TEXTE FOURNI →
+ + + + + + +

17      Selon la juridiction de renvoi, il convient d’examiner si l’article 53a de la loi fédérale sur les chemins de fer de 2015 a effectivement éliminé toute discrimination fondée sur l’âge. À cet égard, il y aurait lieu d’examiner si cette disposition n’instaure pas une autre forme de discrimination que les normes précédemment applicables.

18      Dans ces conditions, l’Oberlandesgericht Innsbruck (tribunal régional supérieur d’Innsbruck) a décidé de surseoir à statuer et de poser à la Cour les questions préjudicielles suivantes :

« 1)      Le droit de l’Union en vigueur actuellement, en particulier le principe général du droit de l’Union d’égalité de traitement, le principe général d’interdiction de toute discrimination fondée sur l’âge, au sens de l’article 6, paragraphe 3, TUE et de l’article 21 de la Charte des droits fondamentaux de l’Union européenne, l’interdiction de discrimination qui découle de la libre circulation des travailleurs prévue à l’article 45 TFUE et la directive 2000/78, doit-il être interprété de telle sorte qu’il s’oppose à une réglementation nationale qui, pour mettre fin à une discrimination fondée sur l’âge constatée par la Cour dans l’[arrêt du 28 janvier 2015, ÖBB Personenverkehr (C‑417/13, EU:C:2015:38)] (à savoir l’absence de prise en compte des périodes de service antérieures à l’âge de 18 ans pour les agents [de ÖBB]), prend certes en compte les périodes de service antérieures à l’âge de 18 ans d’une petite partie des agents de ÖBB discriminés par l’ancienne réglementation (quoique uniquement les périodes accomplies auprès de ÖBB ou d’entreprises publiques similaires d’infrastructures ferroviaires et/ou de transport ferroviaire dans l’Union, dans l’EEE ou dans les pays liés à l’Union par des accords d’association et/ou de libre circulation), mais ne prend toutefois pas en compte toutes les autres périodes de service antérieures à l’âge de 18 ans qui concernent la plus grande partie des agents de ÖBB discriminés initialement, en particulier les périodes qui permettent aux agents de ÖBB concernés de mieux exécuter leur travail, comme par exemple les périodes de service accomplies auprès d’autres entreprises publiques ou privées de transport et/ou d’infrastructures, lesquelles fabriquent, exploitent ou entretiennent l’infrastructure utilisée par l’employeur [ÖBB] (matériel roulant, construction de voies ferrées, construction de lignes, systèmes électriques et électroniques, aiguillages, construction de gares etc.), ou d’entreprises [analogues] à celles-ci, et qui entérine ainsi effectivement et définitivement une discrimination en raison de l’âge au détriment de la majeure partie des agents de ÖBB affectés par l’ancienne réglementation discriminatoire ?

+ + + + + + +

PROBLÈME POSÉ 1 →
Indiquez, pour chacune des affirmations suivantes, si elle concorde avec le texte fourni, en répondant par oui ou non et en citant les mots décisifs du texte.
(a) La juridiction qui a posé les questions préjudicielles est l’Oberlandesgericht Innsbruck.
(b) L’article 53a relève de la loi fédérale sur les chemins de fer de 2015.
(c) La réglementation nationale visée prend en compte les périodes de service antérieures à l’âge de 18 ans de la plus grande partie des agents de ÖBB.
PROBLÈME POSÉ 2 →
Rédigez la suite du texte fourni, en reprenant immédiatement après sa dernière phrase.

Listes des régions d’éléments

+ + + + + + +

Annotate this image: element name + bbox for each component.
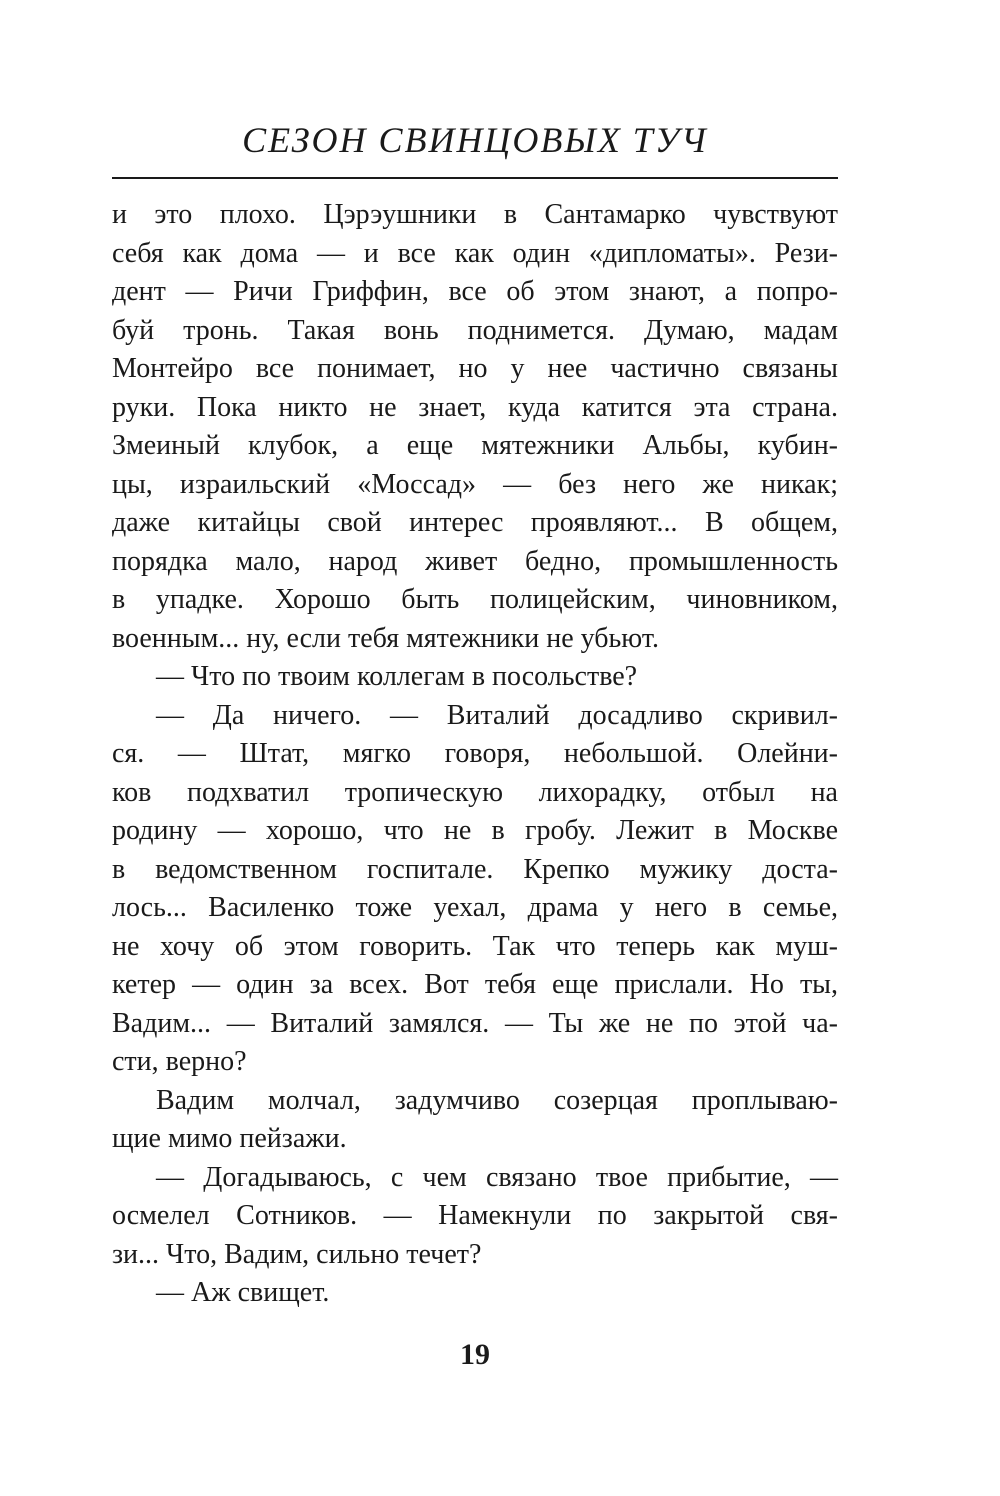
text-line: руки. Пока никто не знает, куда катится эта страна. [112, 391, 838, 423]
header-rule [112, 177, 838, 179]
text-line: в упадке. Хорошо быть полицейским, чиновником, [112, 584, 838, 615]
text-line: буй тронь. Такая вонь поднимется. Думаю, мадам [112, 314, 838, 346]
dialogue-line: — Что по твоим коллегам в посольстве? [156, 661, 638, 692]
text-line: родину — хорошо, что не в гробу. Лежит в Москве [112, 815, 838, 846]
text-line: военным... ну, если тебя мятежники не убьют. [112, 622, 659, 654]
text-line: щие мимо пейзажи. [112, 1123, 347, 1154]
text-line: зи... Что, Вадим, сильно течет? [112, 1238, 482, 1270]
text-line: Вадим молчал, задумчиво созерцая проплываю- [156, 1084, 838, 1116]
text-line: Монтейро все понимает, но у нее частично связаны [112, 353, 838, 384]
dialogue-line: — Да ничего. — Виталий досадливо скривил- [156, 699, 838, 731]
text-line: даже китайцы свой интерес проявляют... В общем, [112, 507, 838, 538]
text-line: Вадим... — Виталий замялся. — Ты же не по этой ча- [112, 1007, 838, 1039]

+ + + + + + +

RÉPONSE RÉDIGÉE 1 →
(a) Oui : « l’Oberlandesgericht Innsbruck (tribunal régional supérieur d’Innsbruck) a décidé de surseoir à statuer et de poser à la Cour les questions préjudicielles suivantes ».
(b) Oui : « l’article 53a de la loi fédérale sur les chemins de fer de 2015 ».
(c) Non : « prend certes en compte les périodes de service antérieures à l’âge de 18 ans d’une petite partie des agents de ÖBB ».

RÉPONSE RÉDIGÉE 2 →
2)      Le comportement d’un État membre, propriétaire à 100 % d’une entreprise de transport ferroviaire et qui est, de fait, l’employeur des agents travaillant pour cette entreprise, remplit-il les conditions définies par la Cour dans sa jurisprudence pour que la responsabilité de cet État membre soit engagée en vertu du droit de l’Union, en particulier la condition d’une violation suffisamment caractérisée du droit de l’Union, comme par exemple de l’article 2, paragraphe 1, de la directive 2000/78, lu en combinaison avec l’article 1er  de celle-ci, interprété par plusieurs arrêts de la Cour [arrêts du 18 juin 2009, Hütter (C‑88/08, EU:C:2009:381) ; du 16 janvier 2014, Pohl (C‑429/12, EU:C:2014:12), et du 28 janvier 2015, ÖBB Personenverkehr (C‑417/13, EU:C:2015:38)], lorsque, pour des raisons purement fiscales, cet État membre tente d’écarter, en 2011 et 2015, par des modifications législatives applicables rétroactivement, le droit de ces agents, tiré du droit de l’Union, à un versement complémentaire de rémunération en raison de la discrimination, notamment fondée sur l’âge, constatée par la Cour dans [ces] arrêts [...] et reconnue également dans plusieurs décisions judiciaires nationales dont une décision de l’Oberster Gerichtshof (Cour suprême, Autriche) [...] ? »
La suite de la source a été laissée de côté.